### Work order 1:
In the coffee-machine passage, rewrite the stretch from "The Bastien patent" through "followed almost immediately.", substituting "crossbar" for "crosspiece".
### Work order 2:
Answer these questions from the coffee-machine passage:
(a) In what year was the Bastien patent granted?
(b) What feature does the Bastien machine lack?
(c) Where was the example in the Science Museum in London found?

### Exercise text:
---
The Bastien patent of 1842, one example of which still exists in Paris, is the link between the two-tier machine and the next fashion, which was the balancing syphon. Bastien's is a double glass machine with the two flasks arranged side-by-side instead of one above the other. The boiling water is forced through a filter box containing the coffee into the second flask fitted with a tap. The necks of both flasks are held by a single crosspiece, and this is not only more stable, but puts both the heater and the serving tap at the same convenient level. The only thing it lacks is a method of automatically extinguishing the heat, and this improvement followed almost immediately.

Balancing syphons outlasted Louis Philippe and went right through into tile Second Empire. Like tile double-glass cafetiere, they all have a superficial resemblance but there were many variations. With persistence, it is still possible to collect most of them but anyone wishing to do so should hurry while they are still available. The one in the Science Museum in London was found sitting, unrecognized, on the mantelpiece of a curator's office, but that was a few years ago and their days of obscurity are over.
---
### Entries provided:
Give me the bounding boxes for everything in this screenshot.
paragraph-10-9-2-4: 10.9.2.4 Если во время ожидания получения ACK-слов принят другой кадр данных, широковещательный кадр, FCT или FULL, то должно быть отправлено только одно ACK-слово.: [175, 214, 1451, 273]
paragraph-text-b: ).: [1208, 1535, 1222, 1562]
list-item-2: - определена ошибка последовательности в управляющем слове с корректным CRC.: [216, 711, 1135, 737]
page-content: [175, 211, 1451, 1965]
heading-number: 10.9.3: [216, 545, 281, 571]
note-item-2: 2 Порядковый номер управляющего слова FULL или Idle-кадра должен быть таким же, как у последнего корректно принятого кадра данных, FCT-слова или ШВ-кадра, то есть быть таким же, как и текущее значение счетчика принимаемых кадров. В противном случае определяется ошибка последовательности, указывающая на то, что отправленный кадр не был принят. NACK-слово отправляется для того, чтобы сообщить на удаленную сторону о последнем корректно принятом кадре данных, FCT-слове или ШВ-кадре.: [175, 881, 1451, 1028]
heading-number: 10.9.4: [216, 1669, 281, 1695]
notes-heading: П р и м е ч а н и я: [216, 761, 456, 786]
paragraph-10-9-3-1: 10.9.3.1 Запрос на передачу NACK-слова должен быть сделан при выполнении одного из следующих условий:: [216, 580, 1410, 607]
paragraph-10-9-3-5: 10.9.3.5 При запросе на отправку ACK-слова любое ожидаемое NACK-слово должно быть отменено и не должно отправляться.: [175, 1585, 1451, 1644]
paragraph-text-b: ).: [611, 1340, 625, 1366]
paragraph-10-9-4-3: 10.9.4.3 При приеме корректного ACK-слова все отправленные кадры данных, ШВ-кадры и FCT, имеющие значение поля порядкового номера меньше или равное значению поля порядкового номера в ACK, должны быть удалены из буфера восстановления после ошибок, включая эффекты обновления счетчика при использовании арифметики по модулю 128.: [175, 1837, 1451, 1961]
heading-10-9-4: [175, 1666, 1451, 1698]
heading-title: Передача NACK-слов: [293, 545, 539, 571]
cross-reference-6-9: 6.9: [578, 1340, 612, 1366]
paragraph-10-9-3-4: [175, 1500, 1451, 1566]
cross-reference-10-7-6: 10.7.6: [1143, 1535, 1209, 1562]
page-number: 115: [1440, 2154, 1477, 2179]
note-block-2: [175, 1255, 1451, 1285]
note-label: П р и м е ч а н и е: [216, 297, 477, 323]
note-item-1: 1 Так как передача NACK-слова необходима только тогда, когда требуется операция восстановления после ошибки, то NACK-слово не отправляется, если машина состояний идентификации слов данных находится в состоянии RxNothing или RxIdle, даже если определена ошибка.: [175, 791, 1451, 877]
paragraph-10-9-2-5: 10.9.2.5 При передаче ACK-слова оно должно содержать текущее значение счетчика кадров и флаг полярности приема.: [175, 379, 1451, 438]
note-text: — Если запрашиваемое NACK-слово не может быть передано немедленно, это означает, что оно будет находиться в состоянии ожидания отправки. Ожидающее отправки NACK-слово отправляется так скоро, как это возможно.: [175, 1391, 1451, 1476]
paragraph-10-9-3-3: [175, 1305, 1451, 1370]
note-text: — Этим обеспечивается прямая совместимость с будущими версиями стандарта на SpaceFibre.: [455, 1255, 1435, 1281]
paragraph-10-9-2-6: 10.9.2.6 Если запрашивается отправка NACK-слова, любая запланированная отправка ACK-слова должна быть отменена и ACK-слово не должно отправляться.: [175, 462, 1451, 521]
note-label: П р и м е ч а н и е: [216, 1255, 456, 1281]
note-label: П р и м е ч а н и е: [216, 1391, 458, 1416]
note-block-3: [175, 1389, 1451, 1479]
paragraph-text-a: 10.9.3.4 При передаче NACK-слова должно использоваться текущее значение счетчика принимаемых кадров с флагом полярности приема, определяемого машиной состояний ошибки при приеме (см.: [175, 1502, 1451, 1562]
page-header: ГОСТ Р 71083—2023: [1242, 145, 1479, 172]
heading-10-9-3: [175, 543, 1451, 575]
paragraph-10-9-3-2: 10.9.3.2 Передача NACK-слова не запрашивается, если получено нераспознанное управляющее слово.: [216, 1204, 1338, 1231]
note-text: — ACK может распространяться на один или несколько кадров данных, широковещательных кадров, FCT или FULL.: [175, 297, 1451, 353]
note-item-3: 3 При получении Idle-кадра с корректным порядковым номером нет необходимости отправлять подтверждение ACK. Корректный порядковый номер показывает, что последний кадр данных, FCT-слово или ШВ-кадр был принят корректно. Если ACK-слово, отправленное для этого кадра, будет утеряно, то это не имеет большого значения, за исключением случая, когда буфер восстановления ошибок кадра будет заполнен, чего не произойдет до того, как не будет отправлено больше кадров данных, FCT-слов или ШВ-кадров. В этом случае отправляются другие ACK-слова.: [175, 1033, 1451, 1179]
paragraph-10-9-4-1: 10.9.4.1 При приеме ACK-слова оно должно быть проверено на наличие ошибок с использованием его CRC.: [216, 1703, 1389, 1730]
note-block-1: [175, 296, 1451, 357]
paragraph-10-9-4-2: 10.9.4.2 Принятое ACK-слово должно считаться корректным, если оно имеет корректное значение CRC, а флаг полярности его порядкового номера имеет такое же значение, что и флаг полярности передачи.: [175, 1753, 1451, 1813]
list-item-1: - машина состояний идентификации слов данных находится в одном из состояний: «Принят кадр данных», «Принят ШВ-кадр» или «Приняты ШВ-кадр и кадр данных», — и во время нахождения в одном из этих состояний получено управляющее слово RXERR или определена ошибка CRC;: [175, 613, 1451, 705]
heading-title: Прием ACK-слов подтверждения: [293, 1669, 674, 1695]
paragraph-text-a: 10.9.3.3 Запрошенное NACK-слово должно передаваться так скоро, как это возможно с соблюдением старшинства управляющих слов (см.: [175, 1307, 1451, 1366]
---
### Final answer 1:
The Bastien patent of 1842, one example of which still exists in Paris, is the link between the two-tier machine and the next fashion, which was the balancing syphon. Bastien's is a double glass machine with the two flasks arranged side-by-side instead of one above the other. The boiling water is forced through a filter box containing the coffee into the second flask fitted with a tap. The necks of both flasks are held by a single crossbar, and this is not only more stable, but puts both the heater and the serving tap at the same convenient level. The only thing it lacks is a method of automatically extinguishing the heat, and this improvement followed almost immediately.

### Final answer 2:
(a) 1842.
(b) A method of automatically extinguishing the heat.
(c) Sitting, unrecognized, on the mantelpiece of a curator's office.